Tarefa 1: Resuma em duas frases o texto sobre «Barry Lyndon».

Texto a ler:
«Barry Lyndon» continua a ser considerado pela crítica o filme mais interessante de quantos se encontram em exibição nos ecrãs lisboetas.
Em texto anterior já referi o prazer que me deu revê-lo com a máxima disponibilidade para fruir as quase três horas em que se conta a história de um jovem irlandês de parcos meios capaz de, graças ao seu engenho, alcandorar-se a uma posição social de relevo na Inglaterra do seu tempo. E de como rapidamente volta a cair na miséria, igualmente por culpa do seu egocentrismo, que o leva a trair a mulher por quem conseguira essa acelerada ascensão social.
Esquecendo voluntariamente as tais circunstâncias, que me vão ditando o presente e o futuro próximo, voltei a ter aquela sensação de magia proporcionada pelo Cinema com letra bem grande, quando se trata de obra maior de um dos seus mais talentosos criadores.
É interessante comprovar a diferença da intriga imaginada por Thackeray em comparação com as de Dickens, seu contemporâneo, para quem a mesma possibilidade de chegar a estatuto social mais elevado era obtido a partir da generosidade benemérito dos endinheirados, que tratavam de fazer de algumas crianças do povo, suas protegidas.

Registos de dados:
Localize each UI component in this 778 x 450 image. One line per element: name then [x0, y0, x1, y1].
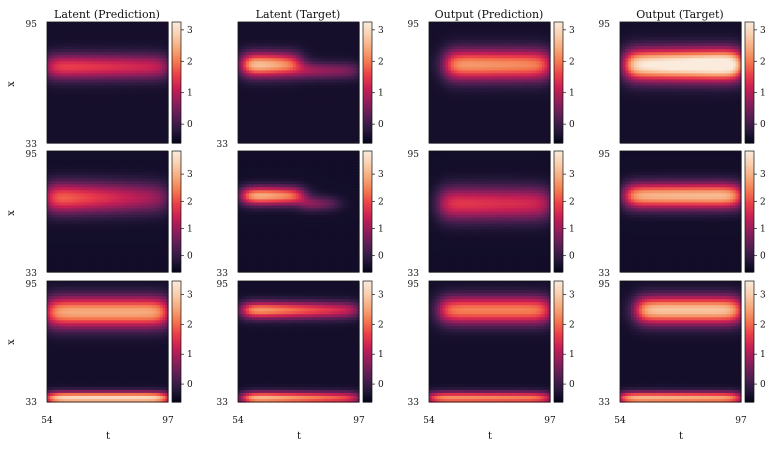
y-axis-label-row-2: x [6, 339, 17, 345]
x-tick-right-c3: 97 [735, 416, 747, 426]
y-axis-label-row-0: x [6, 81, 17, 87]
y-tick-bottom-r0-c0: 33 [26, 140, 38, 150]
x-tick-left-c1: 54 [232, 416, 244, 426]
x-tick-left-c3: 54 [614, 416, 626, 426]
x-tick-left-c2: 54 [423, 416, 435, 426]
y-tick-top-r0-c2: 95 [408, 20, 420, 30]
y-tick-top-r2-c1: 95 [217, 280, 229, 290]
x-tick-left-c0: 54 [41, 416, 53, 426]
y-tick-bottom-r1-c0: 33 [26, 269, 38, 279]
heatmap-grid: 0123012301230123012301230123012301230123… [47, 22, 766, 403]
y-tick-top-r1-c3: 95 [599, 150, 611, 160]
y-tick-bottom-r2-c3: 33 [599, 398, 611, 408]
y-tick-top-r2-c2: 95 [408, 280, 420, 290]
y-tick-bottom-r2-c0: 33 [26, 398, 38, 408]
x-tick-right-c1: 97 [353, 416, 365, 426]
x-tick-right-c0: 97 [162, 416, 174, 426]
x-tick-right-c2: 97 [544, 416, 556, 426]
y-tick-bottom-r1-c1: 33 [217, 269, 229, 279]
x-axis-label-col-1: t [297, 431, 301, 442]
y-tick-bottom-r1-c2: 33 [408, 269, 420, 279]
y-tick-top-r2-c0: 95 [26, 280, 38, 290]
x-axis-label-col-2: t [488, 431, 492, 442]
heatmap-panel-r0-c0 [47, 22, 169, 144]
y-tick-top-r0-c0: 95 [26, 20, 38, 30]
y-tick-top-r0-c3: 95 [599, 20, 611, 30]
y-tick-bottom-r0-c1: 33 [217, 140, 229, 150]
x-axis-label-col-0: t [106, 431, 110, 442]
y-tick-bottom-r1-c3: 33 [599, 269, 611, 279]
column-title-0: Latent (Prediction) [54, 8, 160, 21]
column-title-3: Output (Target) [636, 8, 723, 21]
column-title-1: Latent (Target) [256, 8, 341, 21]
y-tick-bottom-r2-c1: 33 [217, 398, 229, 408]
y-axis-label-row-1: x [6, 210, 17, 216]
y-tick-bottom-r2-c2: 33 [408, 398, 420, 408]
y-tick-top-r1-c0: 95 [26, 150, 38, 160]
y-tick-top-r1-c2: 95 [408, 150, 420, 160]
x-axis-label-col-3: t [679, 431, 683, 442]
column-title-2: Output (Prediction) [435, 8, 544, 21]
y-tick-top-r2-c3: 95 [599, 280, 611, 290]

Tarefa 2: Nos registos, renomeie "y-tick-top" para "marca-y-superior" nas linhas entre a que contém "y-axis-label-row-2: x [6, 339, 17, 345]" e a que contém "y-tick-bottom-r2-c3: 33 [599, 398, 611, 408]", inclusive. Devolva apenas essas linhas, com tudo o resto inalterado.

Resposta esperada 1: «Barry Lyndon», considerado pela crítica o filme mais interessante em exibição em Lisboa, conta em quase três horas como um jovem irlandês de parcos meios sobe a uma posição social de relevo na Inglaterra do seu tempo e volta rapidamente a cair na miséria por culpa do seu egocentrismo. Quem escreve diz ter sentido, ao revê-lo, a magia do grande Cinema e compara a intriga de Thackeray com as de Dickens, em que a subida social se devia à generosidade dos endinheirados.

Resposta esperada 2:
y-axis-label-row-2: x [6, 339, 17, 345]
x-tick-right-c3: 97 [735, 416, 747, 426]
y-axis-label-row-0: x [6, 81, 17, 87]
y-tick-bottom-r0-c0: 33 [26, 140, 38, 150]
x-tick-left-c1: 54 [232, 416, 244, 426]
x-tick-left-c3: 54 [614, 416, 626, 426]
x-tick-left-c2: 54 [423, 416, 435, 426]
marca-y-superior-r0-c2: 95 [408, 20, 420, 30]
marca-y-superior-r2-c1: 95 [217, 280, 229, 290]
x-tick-left-c0: 54 [41, 416, 53, 426]
y-tick-bottom-r1-c0: 33 [26, 269, 38, 279]
heatmap-grid: 0123012301230123012301230123012301230123… [47, 22, 766, 403]
marca-y-superior-r1-c3: 95 [599, 150, 611, 160]
y-tick-bottom-r2-c3: 33 [599, 398, 611, 408]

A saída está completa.